**Task statement:** In full and without alteration, give the listing again.

**Entries supplied:**
###

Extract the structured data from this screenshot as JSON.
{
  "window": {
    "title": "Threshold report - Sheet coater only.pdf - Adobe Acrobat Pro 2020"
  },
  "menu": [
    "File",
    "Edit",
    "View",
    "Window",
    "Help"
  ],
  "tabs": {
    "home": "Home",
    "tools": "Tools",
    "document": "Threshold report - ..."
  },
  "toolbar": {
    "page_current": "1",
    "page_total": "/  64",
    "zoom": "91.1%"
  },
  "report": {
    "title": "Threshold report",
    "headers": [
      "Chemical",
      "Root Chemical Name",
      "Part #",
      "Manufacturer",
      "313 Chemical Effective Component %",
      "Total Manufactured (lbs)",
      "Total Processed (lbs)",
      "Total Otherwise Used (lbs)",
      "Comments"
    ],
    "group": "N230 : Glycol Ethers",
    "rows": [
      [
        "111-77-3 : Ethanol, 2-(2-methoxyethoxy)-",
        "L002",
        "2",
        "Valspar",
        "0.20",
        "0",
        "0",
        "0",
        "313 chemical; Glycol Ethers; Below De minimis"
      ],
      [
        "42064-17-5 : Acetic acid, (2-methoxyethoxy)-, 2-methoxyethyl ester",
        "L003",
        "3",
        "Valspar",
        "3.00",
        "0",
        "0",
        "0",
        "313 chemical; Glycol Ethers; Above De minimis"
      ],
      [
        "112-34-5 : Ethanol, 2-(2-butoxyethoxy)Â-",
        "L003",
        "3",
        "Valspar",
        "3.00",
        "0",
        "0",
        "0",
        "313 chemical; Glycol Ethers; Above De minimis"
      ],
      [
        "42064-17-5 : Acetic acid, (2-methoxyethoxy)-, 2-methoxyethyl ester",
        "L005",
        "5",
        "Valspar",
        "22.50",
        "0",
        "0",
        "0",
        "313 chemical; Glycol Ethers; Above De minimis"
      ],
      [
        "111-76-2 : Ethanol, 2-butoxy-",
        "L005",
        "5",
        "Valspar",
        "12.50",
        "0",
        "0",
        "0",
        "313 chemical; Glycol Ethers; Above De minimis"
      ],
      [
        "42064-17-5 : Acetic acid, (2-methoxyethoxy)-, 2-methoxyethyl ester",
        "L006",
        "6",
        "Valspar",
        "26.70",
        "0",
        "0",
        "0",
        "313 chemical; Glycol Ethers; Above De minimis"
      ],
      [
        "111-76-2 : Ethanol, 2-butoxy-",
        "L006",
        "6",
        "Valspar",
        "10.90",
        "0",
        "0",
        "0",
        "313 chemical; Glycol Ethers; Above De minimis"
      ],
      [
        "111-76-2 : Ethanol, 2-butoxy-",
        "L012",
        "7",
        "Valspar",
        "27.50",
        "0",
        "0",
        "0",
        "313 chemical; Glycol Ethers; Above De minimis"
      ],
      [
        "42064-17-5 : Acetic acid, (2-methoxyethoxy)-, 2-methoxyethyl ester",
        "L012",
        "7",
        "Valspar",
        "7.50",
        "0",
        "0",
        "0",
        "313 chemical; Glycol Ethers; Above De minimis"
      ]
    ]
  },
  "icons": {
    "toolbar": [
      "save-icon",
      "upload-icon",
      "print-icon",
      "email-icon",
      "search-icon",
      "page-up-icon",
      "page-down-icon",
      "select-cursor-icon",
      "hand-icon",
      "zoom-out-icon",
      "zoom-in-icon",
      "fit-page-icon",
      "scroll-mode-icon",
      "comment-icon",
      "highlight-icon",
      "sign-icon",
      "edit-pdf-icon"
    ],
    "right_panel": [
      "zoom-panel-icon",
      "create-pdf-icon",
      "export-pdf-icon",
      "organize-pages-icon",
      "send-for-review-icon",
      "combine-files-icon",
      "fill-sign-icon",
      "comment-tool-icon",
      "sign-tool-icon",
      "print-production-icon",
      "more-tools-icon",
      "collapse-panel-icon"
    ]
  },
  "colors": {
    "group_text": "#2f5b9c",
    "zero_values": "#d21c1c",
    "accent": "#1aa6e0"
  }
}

###

**Completed task:**
Extract the structured data from this screenshot as JSON.
{
  "window": {
    "title": "Threshold report - Sheet coater only.pdf - Adobe Acrobat Pro 2020"
  },
  "menu": [
    "File",
    "Edit",
    "View",
    "Window",
    "Help"
  ],
  "tabs": {
    "home": "Home",
    "tools": "Tools",
    "document": "Threshold report - ..."
  },
  "toolbar": {
    "page_current": "1",
    "page_total": "/  64",
    "zoom": "91.1%"
  },
  "report": {
    "title": "Threshold report",
    "headers": [
      "Chemical",
      "Root Chemical Name",
      "Part #",
      "Manufacturer",
      "313 Chemical Effective Component %",
      "Total Manufactured (lbs)",
      "Total Processed (lbs)",
      "Total Otherwise Used (lbs)",
      "Comments"
    ],
    "group": "N230 : Glycol Ethers",
    "rows": [
      [
        "111-77-3 : Ethanol, 2-(2-methoxyethoxy)-",
        "L002",
        "2",
        "Valspar",
        "0.20",
        "0",
        "0",
        "0",
        "313 chemical; Glycol Ethers; Below De minimis"
      ],
      [
        "42064-17-5 : Acetic acid, (2-methoxyethoxy)-, 2-methoxyethyl ester",
        "L003",
        "3",
        "Valspar",
        "3.00",
        "0",
        "0",
        "0",
        "313 chemical; Glycol Ethers; Above De minimis"
      ],
      [
        "112-34-5 : Ethanol, 2-(2-butoxyethoxy)Â-",
        "L003",
        "3",
        "Valspar",
        "3.00",
        "0",
        "0",
        "0",
        "313 chemical; Glycol Ethers; Above De minimis"
      ],
      [
        "42064-17-5 : Acetic acid, (2-methoxyethoxy)-, 2-methoxyethyl ester",
        "L005",
        "5",
        "Valspar",
        "22.50",
        "0",
        "0",
        "0",
        "313 chemical; Glycol Ethers; Above De minimis"
      ],
      [
        "111-76-2 : Ethanol, 2-butoxy-",
        "L005",
        "5",
        "Valspar",
        "12.50",
        "0",
        "0",
        "0",
        "313 chemical; Glycol Ethers; Above De minimis"
      ],
      [
        "42064-17-5 : Acetic acid, (2-methoxyethoxy)-, 2-methoxyethyl ester",
        "L006",
        "6",
        "Valspar",
        "26.70",
        "0",
        "0",
        "0",
        "313 chemical; Glycol Ethers; Above De minimis"
      ],
      [
        "111-76-2 : Ethanol, 2-butoxy-",
        "L006",
        "6",
        "Valspar",
        "10.90",
        "0",
        "0",
        "0",
        "313 chemical; Glycol Ethers; Above De minimis"
      ],
      [
        "111-76-2 : Ethanol, 2-butoxy-",
        "L012",
        "7",
        "Valspar",
        "27.50",
        "0",
        "0",
        "0",
        "313 chemical; Glycol Ethers; Above De minimis"
      ],
      [
        "42064-17-5 : Acetic acid, (2-methoxyethoxy)-, 2-methoxyethyl ester",
        "L012",
        "7",
        "Valspar",
        "7.50",
        "0",
        "0",
        "0",
        "313 chemical; Glycol Ethers; Above De minimis"
      ]
    ]
  },
  "icons": {
    "toolbar": [
      "save-icon",
      "upload-icon",
      "print-icon",
      "email-icon",
      "search-icon",
      "page-up-icon",
      "page-down-icon",
      "select-cursor-icon",
      "hand-icon",
      "zoom-out-icon",
      "zoom-in-icon",
      "fit-page-icon",
      "scroll-mode-icon",
      "comment-icon",
      "highlight-icon",
      "sign-icon",
      "edit-pdf-icon"
    ],
    "right_panel": [
      "zoom-panel-icon",
      "create-pdf-icon",
      "export-pdf-icon",
      "organize-pages-icon",
      "send-for-review-icon",
      "combine-files-icon",
      "fill-sign-icon",
      "comment-tool-icon",
      "sign-tool-icon",
      "print-production-icon",
      "more-tools-icon",
      "collapse-panel-icon"
    ]
  },
  "colors": {
    "group_text": "#2f5b9c",
    "zero_values": "#d21c1c",
    "accent": "#1aa6e0"
  }
}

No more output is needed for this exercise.